* [Zu bearbeitende Aufgaben]
[A] Formuliere den Absatz des zitierten Auszugs, der mit „Kluckers beendete 2019 die Tour de l’Avenir“ beginnt, als Stichpunktliste um und behalte dabei seine wesentlichen Fakten bei.
[B] Nenne alle Rennfahrer, die Bettendorff im zitierten Auszug im Zusammenhang mit Etappen nennt, an die er sich erinnert.

=== Zitierter Auszug ===

Ziel Nummer eins: WorldTour
„Ich schaue mir die Etappen an und verpasse nicht viel“, sagt der 20-Jährige. „Ich erinnere mich an die Etappe, die Chris Froome 2011 an der Planche des Belles Filles gewonnen hat. Auch die Etappe, bei der sich Andy Schleck und Alberto Contador am Tourmalet duellierten, bleibt mir in Erinnerung. Man sieht sie immer im Fernsehen und wenn sie dann an dir vorbeifahren, dann motiviert dich das noch mehr. Es ist ein tolles Gefühl.“ Wegen der Schule und des Trainings schafft es Bettendorff seit einigen Jahren nicht mehr, an die Strecke zu fahren. Dafür arbeitet er an seiner sportlichen Karriere – und zuletzt sorgte er mit dem dritten Platz bei den Landesmeisterschaften für Aufsehen. „Ich habe nach dem Rennen erst mal mit meinen Eltern darüber gesprochen, sie waren sehr glücklich. Am nächsten Tag habe ich dann die Zeitungen gelesen, dann konnte ich es besser realisieren. Es war für mich sehr überraschend. Wir wussten auch nicht genau, wie wir damit umgehen sollten.“
Bei den Landesmeisterschaften profitierte Bettendorff auch von der starken Mannschaftsleistung, zu der Arthur Kluckers ebenfalls beitrug. Kluckers, amtierender Landesmeister der U23 im Straßenrennen und im Zeitfahren, beendete die Landesmeisterschaft der Elite auf dem achten Platz. Er selbst befindet sich derzeit mit Michel Ries und Kevin Geniets im Trainingslager in Tignes. Am Sonntag wird das luxemburgische Trio die Tour deswegen vor der „Haustür“ vorbeifahren sehen, wenn Tignes Zielort der neunten Etappe sein wird. „Ich war erst einmal bei der Tour“, sagt Kluckers. „Ich verfolge die Etappen. Morgens trainiere ich meistens und schaue dann nachmittags das Finale.“ Für den 21-Jährigen zählt die Tour zu seinen „Kindheitsträumen“. Kluckers hat vor allem die Zeit der Schleck-Brüder geprägt. „Ich war damals neun oder zehn Jahre alt. Ich habe es sehr intensiv verfolgt, weil Fränk und Andy nicht weit weg von meinem Wohnort herkommen.“
Kluckers beendete 2019 die Tour de l’Avenir auf dem 66. Platz, schrammte in diesem Jahr bei der Friedensfahrt mit dem vierten Platz jedoch knapp am Podest vorbei. Sein nächstes Ziel, und dieses definiert er klar, ist die WorldTour. „Das ist mein Ziel Nummer eins. In den nächsten zwei Jahren würde ich gerne diesen Schritt machen.“ Und dann die Tour? „Sollte ich es in die WorldTour schaffen, muss man sich erst mal neu orientieren. Die Tour ist das größte Rennen und sehr speziell. Deswegen bleibt sie ein Traum.“
Das Leopard-Trio hat bei den Landesmeisterschaften gezeigt, dass es mit den WorldTour-Profis mithalten kann. Für Kluckers, Pries und Bettendorff geht es nun darum, sich weiter im internationalen Geschäft zu beweisen – um sich dann für die WorldTour und Tour de France zu empfehlen.

=== Gezeigte Einträge ===

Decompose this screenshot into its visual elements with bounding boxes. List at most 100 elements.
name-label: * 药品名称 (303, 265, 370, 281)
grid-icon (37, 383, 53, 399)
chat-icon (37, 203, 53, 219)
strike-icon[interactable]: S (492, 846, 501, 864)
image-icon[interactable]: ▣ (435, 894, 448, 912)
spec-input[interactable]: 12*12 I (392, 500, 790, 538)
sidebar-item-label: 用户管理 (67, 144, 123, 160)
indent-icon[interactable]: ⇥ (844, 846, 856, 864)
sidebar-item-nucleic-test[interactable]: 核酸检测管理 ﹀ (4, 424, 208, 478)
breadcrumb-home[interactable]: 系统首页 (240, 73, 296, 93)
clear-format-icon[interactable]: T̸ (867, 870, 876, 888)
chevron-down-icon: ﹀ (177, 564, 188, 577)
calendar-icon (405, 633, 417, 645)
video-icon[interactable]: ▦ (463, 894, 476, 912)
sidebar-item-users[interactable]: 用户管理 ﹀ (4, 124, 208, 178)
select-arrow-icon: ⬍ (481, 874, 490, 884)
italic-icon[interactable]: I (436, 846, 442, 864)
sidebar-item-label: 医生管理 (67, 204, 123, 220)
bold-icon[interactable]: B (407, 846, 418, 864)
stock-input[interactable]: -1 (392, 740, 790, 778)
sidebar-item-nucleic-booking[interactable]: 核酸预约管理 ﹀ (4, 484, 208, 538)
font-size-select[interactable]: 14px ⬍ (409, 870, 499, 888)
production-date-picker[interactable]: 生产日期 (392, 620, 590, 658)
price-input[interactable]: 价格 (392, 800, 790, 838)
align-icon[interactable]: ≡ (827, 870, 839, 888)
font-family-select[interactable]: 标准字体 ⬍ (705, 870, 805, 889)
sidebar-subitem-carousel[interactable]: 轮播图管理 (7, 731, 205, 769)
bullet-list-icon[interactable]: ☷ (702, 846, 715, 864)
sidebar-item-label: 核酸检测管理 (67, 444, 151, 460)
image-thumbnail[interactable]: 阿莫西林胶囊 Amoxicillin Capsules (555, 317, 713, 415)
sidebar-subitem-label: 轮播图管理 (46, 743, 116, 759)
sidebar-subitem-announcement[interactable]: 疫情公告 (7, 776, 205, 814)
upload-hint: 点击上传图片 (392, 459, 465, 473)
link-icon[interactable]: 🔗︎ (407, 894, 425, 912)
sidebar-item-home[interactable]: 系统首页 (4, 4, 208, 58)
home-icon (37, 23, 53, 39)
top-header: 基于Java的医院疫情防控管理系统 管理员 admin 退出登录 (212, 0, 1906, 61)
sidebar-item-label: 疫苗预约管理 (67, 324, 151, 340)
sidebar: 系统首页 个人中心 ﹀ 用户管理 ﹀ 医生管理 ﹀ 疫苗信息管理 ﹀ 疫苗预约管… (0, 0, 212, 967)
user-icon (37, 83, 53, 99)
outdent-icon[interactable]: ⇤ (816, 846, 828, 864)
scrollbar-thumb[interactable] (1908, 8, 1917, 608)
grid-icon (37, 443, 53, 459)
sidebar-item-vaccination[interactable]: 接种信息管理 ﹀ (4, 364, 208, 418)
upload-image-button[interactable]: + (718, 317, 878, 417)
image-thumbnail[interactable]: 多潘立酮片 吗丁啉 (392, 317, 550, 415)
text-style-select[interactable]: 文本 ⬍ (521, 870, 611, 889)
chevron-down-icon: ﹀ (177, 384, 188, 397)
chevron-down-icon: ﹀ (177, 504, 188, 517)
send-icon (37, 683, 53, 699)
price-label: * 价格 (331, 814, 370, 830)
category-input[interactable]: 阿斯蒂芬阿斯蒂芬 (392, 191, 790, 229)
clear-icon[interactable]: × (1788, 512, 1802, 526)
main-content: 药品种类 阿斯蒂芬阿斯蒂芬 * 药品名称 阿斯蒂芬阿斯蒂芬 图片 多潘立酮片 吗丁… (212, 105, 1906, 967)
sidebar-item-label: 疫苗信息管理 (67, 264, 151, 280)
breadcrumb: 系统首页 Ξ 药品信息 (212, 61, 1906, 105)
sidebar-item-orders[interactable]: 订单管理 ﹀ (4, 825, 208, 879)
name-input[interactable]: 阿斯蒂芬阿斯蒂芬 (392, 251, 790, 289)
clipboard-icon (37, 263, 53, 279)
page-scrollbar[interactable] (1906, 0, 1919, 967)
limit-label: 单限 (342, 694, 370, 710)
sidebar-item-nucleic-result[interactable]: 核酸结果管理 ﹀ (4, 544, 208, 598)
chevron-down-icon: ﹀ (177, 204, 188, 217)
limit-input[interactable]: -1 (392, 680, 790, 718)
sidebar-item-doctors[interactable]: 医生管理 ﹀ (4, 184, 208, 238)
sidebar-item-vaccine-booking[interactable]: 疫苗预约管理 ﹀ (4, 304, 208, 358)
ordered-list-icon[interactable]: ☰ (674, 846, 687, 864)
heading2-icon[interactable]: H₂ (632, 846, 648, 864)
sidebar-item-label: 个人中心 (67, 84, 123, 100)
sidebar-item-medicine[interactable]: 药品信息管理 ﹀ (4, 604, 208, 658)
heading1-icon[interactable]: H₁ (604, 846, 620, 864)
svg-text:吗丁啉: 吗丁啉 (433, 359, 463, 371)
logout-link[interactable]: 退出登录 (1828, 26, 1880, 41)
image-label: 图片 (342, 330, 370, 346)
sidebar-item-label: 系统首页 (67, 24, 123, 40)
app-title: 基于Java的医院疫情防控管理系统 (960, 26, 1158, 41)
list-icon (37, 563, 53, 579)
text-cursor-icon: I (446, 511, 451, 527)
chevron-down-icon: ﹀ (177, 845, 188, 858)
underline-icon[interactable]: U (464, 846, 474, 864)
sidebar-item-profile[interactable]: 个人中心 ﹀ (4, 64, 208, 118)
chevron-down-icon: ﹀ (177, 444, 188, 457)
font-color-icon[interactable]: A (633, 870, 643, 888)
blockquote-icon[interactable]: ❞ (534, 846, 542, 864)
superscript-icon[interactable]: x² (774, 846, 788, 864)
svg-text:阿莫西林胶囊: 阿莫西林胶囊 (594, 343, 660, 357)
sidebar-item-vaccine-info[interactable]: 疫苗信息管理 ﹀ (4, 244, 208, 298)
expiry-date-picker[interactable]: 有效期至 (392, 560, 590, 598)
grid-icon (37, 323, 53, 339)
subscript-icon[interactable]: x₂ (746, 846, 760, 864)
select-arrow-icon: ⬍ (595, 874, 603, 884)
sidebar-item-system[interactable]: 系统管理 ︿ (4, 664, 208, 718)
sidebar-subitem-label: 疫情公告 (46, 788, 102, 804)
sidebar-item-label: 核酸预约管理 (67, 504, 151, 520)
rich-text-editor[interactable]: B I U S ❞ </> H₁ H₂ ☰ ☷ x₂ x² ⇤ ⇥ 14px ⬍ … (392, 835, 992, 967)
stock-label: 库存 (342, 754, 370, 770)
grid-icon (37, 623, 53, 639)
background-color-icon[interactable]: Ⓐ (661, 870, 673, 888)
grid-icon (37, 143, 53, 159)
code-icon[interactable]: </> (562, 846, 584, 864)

===

* [Antworten in Reihenfolge]
[A]
- 2019 beendete Kluckers die Tour de l’Avenir auf dem 66. Platz.
- In diesem Jahr verpasste er bei der Friedensfahrt als Vierter knapp das Podest.
- Sein klar definiertes nächstes Ziel ist die WorldTour. Diesen Schritt möchte er in den nächsten zwei Jahren machen.
- Die Tour bleibt für ihn ein Traum. Nach einem Aufstieg in die WorldTour müsse man sich erst neu orientieren, und die Tour sei das größte und ein sehr spezielles Rennen.

[B]
- Chris Froome
- Andy Schleck
- Alberto Contador